### Raw records
_ _ _ _ _
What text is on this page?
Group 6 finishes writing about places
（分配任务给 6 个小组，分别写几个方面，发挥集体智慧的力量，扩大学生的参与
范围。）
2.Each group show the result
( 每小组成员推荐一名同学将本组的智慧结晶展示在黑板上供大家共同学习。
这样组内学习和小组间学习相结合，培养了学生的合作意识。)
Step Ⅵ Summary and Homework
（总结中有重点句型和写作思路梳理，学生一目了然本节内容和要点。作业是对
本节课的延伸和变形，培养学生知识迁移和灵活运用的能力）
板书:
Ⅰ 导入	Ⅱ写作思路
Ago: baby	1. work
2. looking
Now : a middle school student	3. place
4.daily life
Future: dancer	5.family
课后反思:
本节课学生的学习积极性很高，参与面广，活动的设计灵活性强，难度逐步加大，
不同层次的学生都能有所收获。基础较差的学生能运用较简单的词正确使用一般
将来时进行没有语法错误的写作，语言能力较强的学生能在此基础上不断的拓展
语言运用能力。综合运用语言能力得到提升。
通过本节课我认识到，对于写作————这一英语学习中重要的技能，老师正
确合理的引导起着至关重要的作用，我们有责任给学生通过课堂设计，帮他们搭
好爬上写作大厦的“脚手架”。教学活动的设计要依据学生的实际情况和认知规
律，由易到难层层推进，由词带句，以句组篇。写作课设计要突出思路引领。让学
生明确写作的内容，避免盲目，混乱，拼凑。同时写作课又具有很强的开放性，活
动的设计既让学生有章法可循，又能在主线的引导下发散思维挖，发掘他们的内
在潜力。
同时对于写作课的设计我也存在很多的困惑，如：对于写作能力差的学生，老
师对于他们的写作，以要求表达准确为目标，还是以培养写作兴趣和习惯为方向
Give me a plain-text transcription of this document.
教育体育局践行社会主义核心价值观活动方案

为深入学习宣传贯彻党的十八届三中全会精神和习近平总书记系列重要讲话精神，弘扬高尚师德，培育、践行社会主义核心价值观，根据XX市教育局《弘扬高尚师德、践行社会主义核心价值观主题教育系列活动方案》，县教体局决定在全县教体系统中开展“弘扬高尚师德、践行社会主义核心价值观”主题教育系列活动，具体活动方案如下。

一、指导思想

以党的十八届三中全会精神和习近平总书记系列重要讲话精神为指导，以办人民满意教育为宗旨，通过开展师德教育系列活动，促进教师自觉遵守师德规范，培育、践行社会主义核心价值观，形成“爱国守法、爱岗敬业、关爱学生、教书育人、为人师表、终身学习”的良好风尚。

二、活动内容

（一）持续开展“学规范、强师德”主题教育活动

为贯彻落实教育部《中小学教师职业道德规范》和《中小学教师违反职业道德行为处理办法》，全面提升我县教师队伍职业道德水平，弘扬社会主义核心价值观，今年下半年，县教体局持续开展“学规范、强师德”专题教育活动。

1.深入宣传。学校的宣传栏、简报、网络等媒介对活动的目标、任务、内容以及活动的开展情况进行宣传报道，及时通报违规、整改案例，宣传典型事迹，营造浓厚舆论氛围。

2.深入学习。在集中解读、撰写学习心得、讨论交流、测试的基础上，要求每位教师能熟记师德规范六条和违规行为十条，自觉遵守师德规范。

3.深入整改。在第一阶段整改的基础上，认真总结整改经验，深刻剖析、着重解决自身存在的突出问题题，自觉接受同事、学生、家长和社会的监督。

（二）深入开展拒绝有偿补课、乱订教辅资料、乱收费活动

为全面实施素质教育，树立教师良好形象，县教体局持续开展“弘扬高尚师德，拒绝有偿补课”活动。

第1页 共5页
_ _ _ _ _
### Instructions for the task
Gather every line containing the word "县教体局持续开展" and copy it.

### Solution
为贯彻落实教育部《中小学教师职业道德规范》和《中小学教师违反职业道德行为处理办法》，全面提升我县教师队伍职业道德水平，弘扬社会主义核心价值观，今年下半年，县教体局持续开展“学规范、强师德”专题教育活动。
为全面实施素质教育，树立教师良好形象，县教体局持续开展“弘扬高尚师德，拒绝有偿补课”活动。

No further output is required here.